--- Goal ---
Set down each record below precisely, skipping the pictures.

--- Exercise inputs ---
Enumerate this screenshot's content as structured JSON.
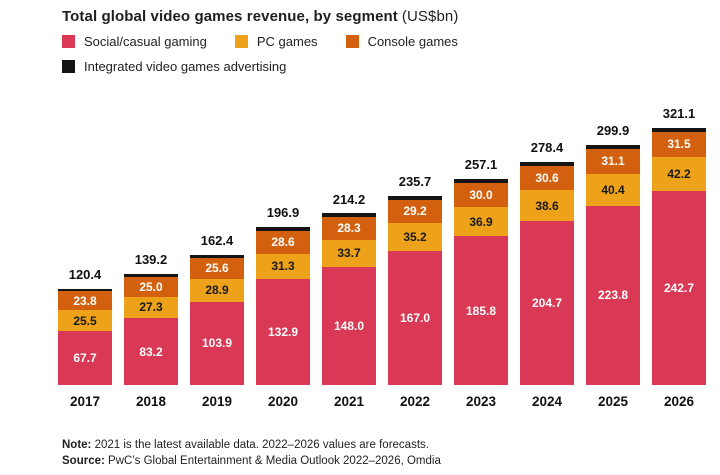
{
  "chart_data": {
    "type": "bar",
    "stacked": true,
    "title": "Total global video games revenue, by segment",
    "title_unit": "(US$bn)",
    "categories": [
      "2017",
      "2018",
      "2019",
      "2020",
      "2021",
      "2022",
      "2023",
      "2024",
      "2025",
      "2026"
    ],
    "series": [
      {
        "name": "Social/casual gaming",
        "color": "#d93954",
        "label_color": "#ffffff",
        "show_labels": true,
        "values": [
          67.7,
          83.2,
          103.9,
          132.9,
          148.0,
          167.0,
          185.8,
          204.7,
          223.8,
          242.7
        ]
      },
      {
        "name": "PC games",
        "color": "#eda21a",
        "label_color": "#1a1a1a",
        "show_labels": true,
        "values": [
          25.5,
          27.3,
          28.9,
          31.3,
          33.7,
          35.2,
          36.9,
          38.6,
          40.4,
          42.2
        ]
      },
      {
        "name": "Console games",
        "color": "#d2600e",
        "label_color": "#ffffff",
        "show_labels": true,
        "values": [
          23.8,
          25.0,
          25.6,
          28.6,
          28.3,
          29.2,
          30.0,
          30.6,
          31.1,
          31.5
        ]
      },
      {
        "name": "Integrated video games advertising",
        "color": "#141414",
        "label_color": "#ffffff",
        "show_labels": false,
        "values": [
          3.4,
          3.7,
          4.0,
          4.1,
          4.2,
          4.3,
          4.4,
          4.5,
          4.6,
          4.7
        ]
      }
    ],
    "totals": [
      120.4,
      139.2,
      162.4,
      196.9,
      214.2,
      235.7,
      257.1,
      278.4,
      299.9,
      321.1
    ],
    "ylim": [
      0,
      321.1
    ],
    "grid": false,
    "legend_position": "top-left",
    "value_label_format": "one-decimal"
  },
  "footer": {
    "note_prefix": "Note:",
    "note_text": "2021 is the latest available data. 2022–2026 values are forecasts.",
    "source_prefix": "Source:",
    "source_text": "PwC’s Global Entertainment & Media Outlook 2022–2026, Omdia"
  }
}
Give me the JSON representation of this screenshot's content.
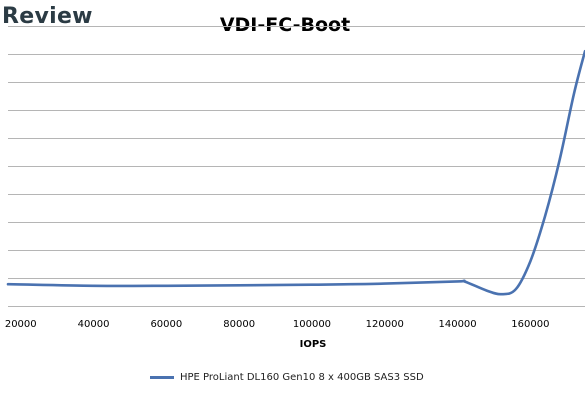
{
  "watermark": "Review",
  "colors": {
    "series": "#4a72b0",
    "grid": "#b5b5b5"
  },
  "chart_data": {
    "type": "line",
    "title": "VDI-FC-Boot",
    "xlabel": "IOPS",
    "ylabel": "",
    "xlim": [
      16500,
      175000
    ],
    "x_ticks": [
      20000,
      40000,
      60000,
      80000,
      100000,
      120000,
      140000,
      160000
    ],
    "ylim": [
      0,
      10
    ],
    "y_gridlines": [
      1,
      2,
      3,
      4,
      5,
      6,
      7,
      8,
      9,
      10
    ],
    "grid": true,
    "legend": "bottom",
    "series": [
      {
        "name": "HPE ProLiant DL160 Gen10 8 x 400GB SAS3 SSD",
        "x": [
          16500,
          40000,
          60000,
          80000,
          100000,
          120000,
          140000,
          142000,
          148000,
          152000,
          156000,
          160000,
          164000,
          168000,
          172000,
          175000
        ],
        "y": [
          0.78,
          0.72,
          0.72,
          0.74,
          0.76,
          0.8,
          0.88,
          0.87,
          0.55,
          0.42,
          0.6,
          1.6,
          3.2,
          5.2,
          7.6,
          9.1
        ]
      }
    ]
  }
}
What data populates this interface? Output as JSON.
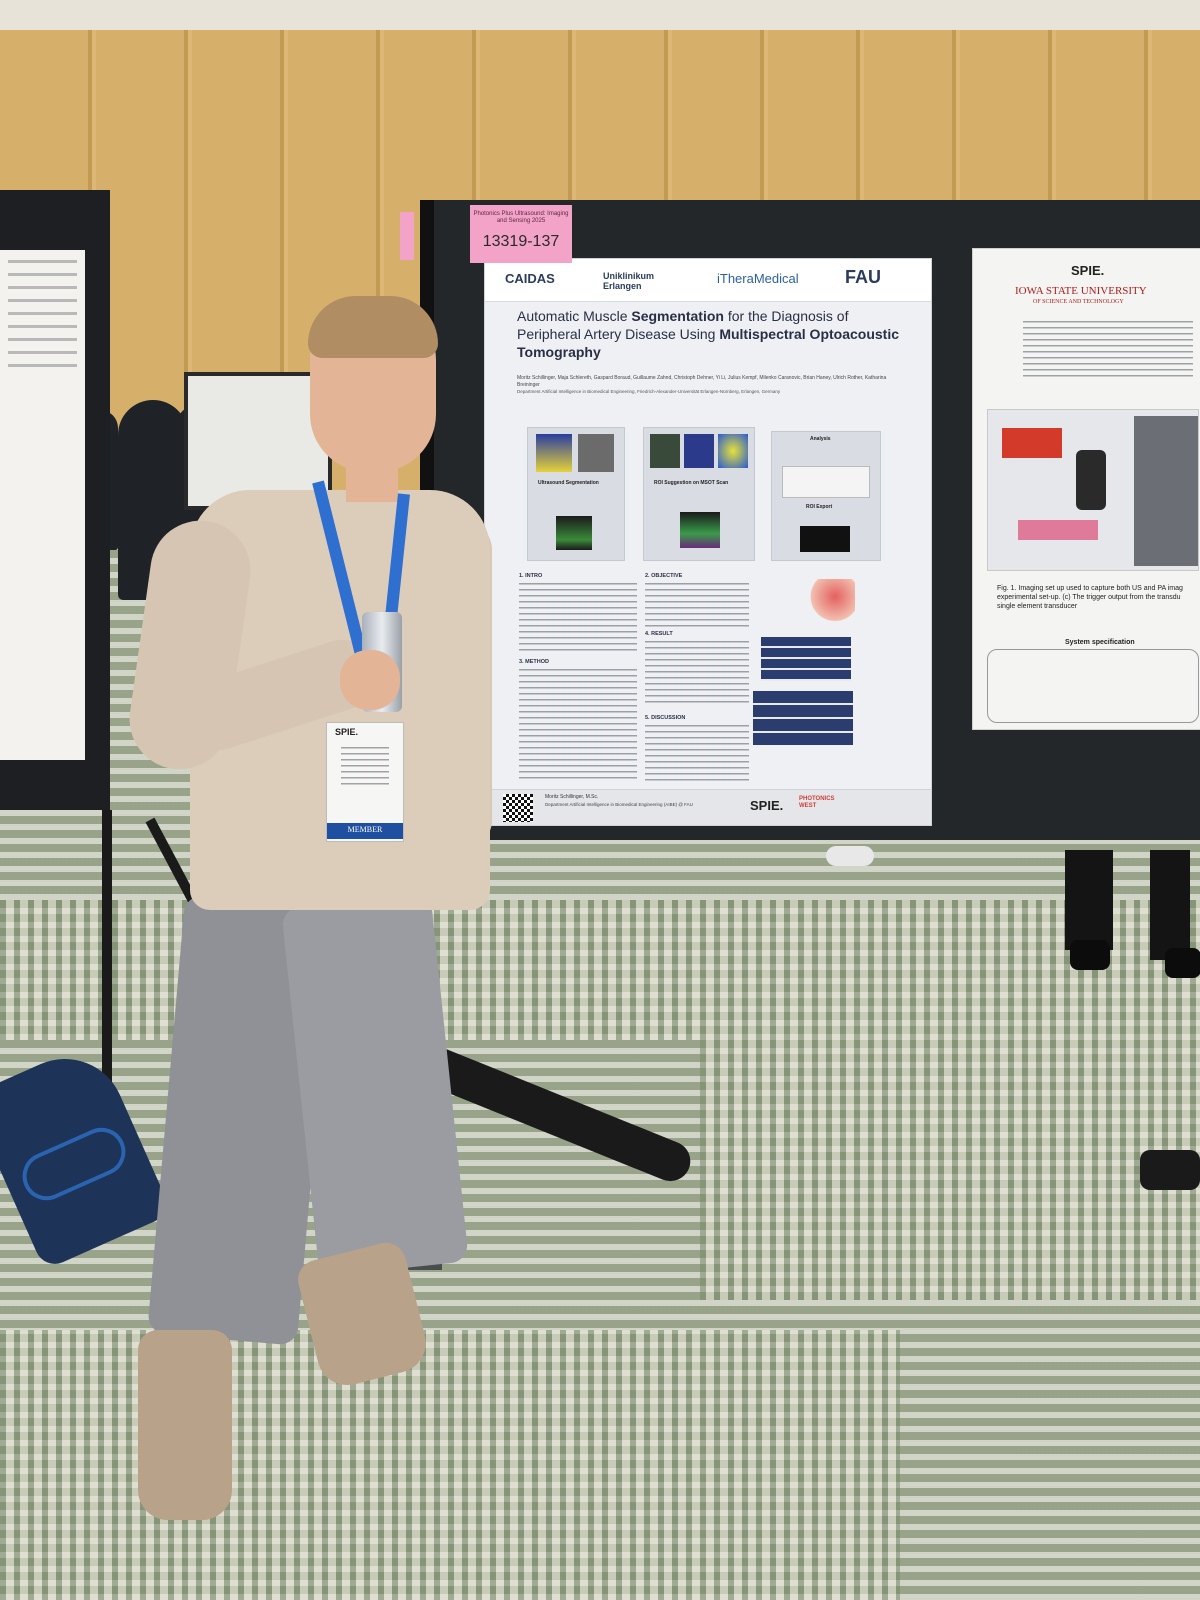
{
  "pink_note": {
    "small_text": "Photonics Plus Ultrasound: Imaging and Sensing 2025",
    "number": "13319-137"
  },
  "poster": {
    "logos": [
      "CAIDAS",
      "Uniklinikum Erlangen",
      "iTheraMedical",
      "FAU"
    ],
    "title_part1": "Automatic Muscle ",
    "title_bold1": "Segmentation",
    "title_part2": " for the Diagnosis of Peripheral Artery Disease Using ",
    "title_bold2": "Multispectral Optoacoustic Tomography",
    "authors": "Moritz Schillinger, Maja Schlereth, Gaspard Boraud, Guillaume Zahnd, Christoph Dehner, Yi Li, Julius Kempf, Milenko Caranovic, Brian Haney, Ulrich Rother, Katharina Breininger",
    "affiliations": "Department Artificial Intelligence in Biomedical Engineering, Friedrich-Alexander-Universität Erlangen-Nürnberg, Erlangen, Germany",
    "panel_labels": [
      "Ultrasound Segmentation",
      "ROI Suggestion on MSOT Scan",
      "Analysis",
      "ROI Export"
    ],
    "sections": [
      "1. INTRO",
      "2. OBJECTIVE",
      "3. METHOD",
      "4. RESULT",
      "5. DISCUSSION"
    ],
    "footer_name": "Moritz Schillinger, M.Sc.",
    "footer_dept": "Department Artificial Intelligence in Biomedical Engineering (AIBE) @ FAU",
    "footer_brand": "SPIE.",
    "footer_brand_sub": "PHOTONICS WEST"
  },
  "right_poster": {
    "brand": "SPIE.",
    "university": "IOWA STATE UNIVERSITY",
    "university_sub": "OF SCIENCE AND TECHNOLOGY",
    "caption": "Fig. 1. Imaging set up used to capture both US and PA imag experimental set-up. (c) The trigger output from the transdu single element transducer",
    "spec_title": "System specification"
  },
  "badge": {
    "brand": "SPIE.",
    "member_label": "MEMBER"
  },
  "colors": {
    "lanyard": "#2f6fd0",
    "pink_note": "#f2a3c7",
    "board": "#23272a"
  }
}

--- Completed task ---
Enumerate this screenshot's content as structured JSON.
{
  "chart_data": {
    "type": "bar",
    "stacked": true,
    "title": "Total global video games revenue, by segment",
    "title_unit": "(US$bn)",
    "categories": [
      "2017",
      "2018",
      "2019",
      "2020",
      "2021",
      "2022",
      "2023",
      "2024",
      "2025",
      "2026"
    ],
    "series": [
      {
        "name": "Social/casual gaming",
        "color": "#d93954",
        "label_color": "#ffffff",
        "show_labels": true,
        "values": [
          67.7,
          83.2,
          103.9,
          132.9,
          148.0,
          167.0,
          185.8,
          204.7,
          223.8,
          242.7
        ]
      },
      {
        "name": "PC games",
        "color": "#eda21a",
        "label_color": "#1a1a1a",
        "show_labels": true,
        "values": [
          25.5,
          27.3,
          28.9,
          31.3,
          33.7,
          35.2,
          36.9,
          38.6,
          40.4,
          42.2
        ]
      },
      {
        "name": "Console games",
        "color": "#d2600e",
        "label_color": "#ffffff",
        "show_labels": true,
        "values": [
          23.8,
          25.0,
          25.6,
          28.6,
          28.3,
          29.2,
          30.0,
          30.6,
          31.1,
          31.5
        ]
      },
      {
        "name": "Integrated video games advertising",
        "color": "#141414",
        "label_color": "#ffffff",
        "show_labels": false,
        "values": [
          3.4,
          3.7,
          4.0,
          4.1,
          4.2,
          4.3,
          4.4,
          4.5,
          4.6,
          4.7
        ]
      }
    ],
    "totals": [
      120.4,
      139.2,
      162.4,
      196.9,
      214.2,
      235.7,
      257.1,
      278.4,
      299.9,
      321.1
    ],
    "ylim": [
      0,
      321.1
    ],
    "grid": false,
    "legend_position": "top-left",
    "value_label_format": "one-decimal"
  },
  "footer": {
    "note_prefix": "Note:",
    "note_text": "2021 is the latest available data. 2022–2026 values are forecasts.",
    "source_prefix": "Source:",
    "source_text": "PwC’s Global Entertainment & Media Outlook 2022–2026, Omdia"
  }
}
Give me the JSON representation of this screenshot's content.
{
  "watermark": "Review",
  "colors": {
    "series": "#4a72b0",
    "grid": "#b5b5b5"
  },
  "chart_data": {
    "type": "line",
    "title": "VDI-FC-Boot",
    "xlabel": "IOPS",
    "ylabel": "",
    "xlim": [
      16500,
      175000
    ],
    "x_ticks": [
      20000,
      40000,
      60000,
      80000,
      100000,
      120000,
      140000,
      160000
    ],
    "ylim": [
      0,
      10
    ],
    "y_gridlines": [
      1,
      2,
      3,
      4,
      5,
      6,
      7,
      8,
      9,
      10
    ],
    "grid": true,
    "legend": "bottom",
    "series": [
      {
        "name": "HPE ProLiant DL160 Gen10 8 x 400GB SAS3 SSD",
        "x": [
          16500,
          40000,
          60000,
          80000,
          100000,
          120000,
          140000,
          142000,
          148000,
          152000,
          156000,
          160000,
          164000,
          168000,
          172000,
          175000
        ],
        "y": [
          0.78,
          0.72,
          0.72,
          0.74,
          0.76,
          0.8,
          0.88,
          0.87,
          0.55,
          0.42,
          0.6,
          1.6,
          3.2,
          5.2,
          7.6,
          9.1
        ]
      }
    ]
  }
}
What data populates this interface? Output as JSON.
{
  "pink_note": {
    "small_text": "Photonics Plus Ultrasound: Imaging and Sensing 2025",
    "number": "13319-137"
  },
  "poster": {
    "logos": [
      "CAIDAS",
      "Uniklinikum Erlangen",
      "iTheraMedical",
      "FAU"
    ],
    "title_part1": "Automatic Muscle ",
    "title_bold1": "Segmentation",
    "title_part2": " for the Diagnosis of Peripheral Artery Disease Using ",
    "title_bold2": "Multispectral Optoacoustic Tomography",
    "authors": "Moritz Schillinger, Maja Schlereth, Gaspard Boraud, Guillaume Zahnd, Christoph Dehner, Yi Li, Julius Kempf, Milenko Caranovic, Brian Haney, Ulrich Rother, Katharina Breininger",
    "affiliations": "Department Artificial Intelligence in Biomedical Engineering, Friedrich-Alexander-Universität Erlangen-Nürnberg, Erlangen, Germany",
    "panel_labels": [
      "Ultrasound Segmentation",
      "ROI Suggestion on MSOT Scan",
      "Analysis",
      "ROI Export"
    ],
    "sections": [
      "1. INTRO",
      "2. OBJECTIVE",
      "3. METHOD",
      "4. RESULT",
      "5. DISCUSSION"
    ],
    "footer_name": "Moritz Schillinger, M.Sc.",
    "footer_dept": "Department Artificial Intelligence in Biomedical Engineering (AIBE) @ FAU",
    "footer_brand": "SPIE.",
    "footer_brand_sub": "PHOTONICS WEST"
  },
  "right_poster": {
    "brand": "SPIE.",
    "university": "IOWA STATE UNIVERSITY",
    "university_sub": "OF SCIENCE AND TECHNOLOGY",
    "caption": "Fig. 1. Imaging set up used to capture both US and PA imag experimental set-up. (c) The trigger output from the transdu single element transducer",
    "spec_title": "System specification"
  },
  "badge": {
    "brand": "SPIE.",
    "member_label": "MEMBER"
  },
  "colors": {
    "lanyard": "#2f6fd0",
    "pink_note": "#f2a3c7",
    "board": "#23272a"
  }
}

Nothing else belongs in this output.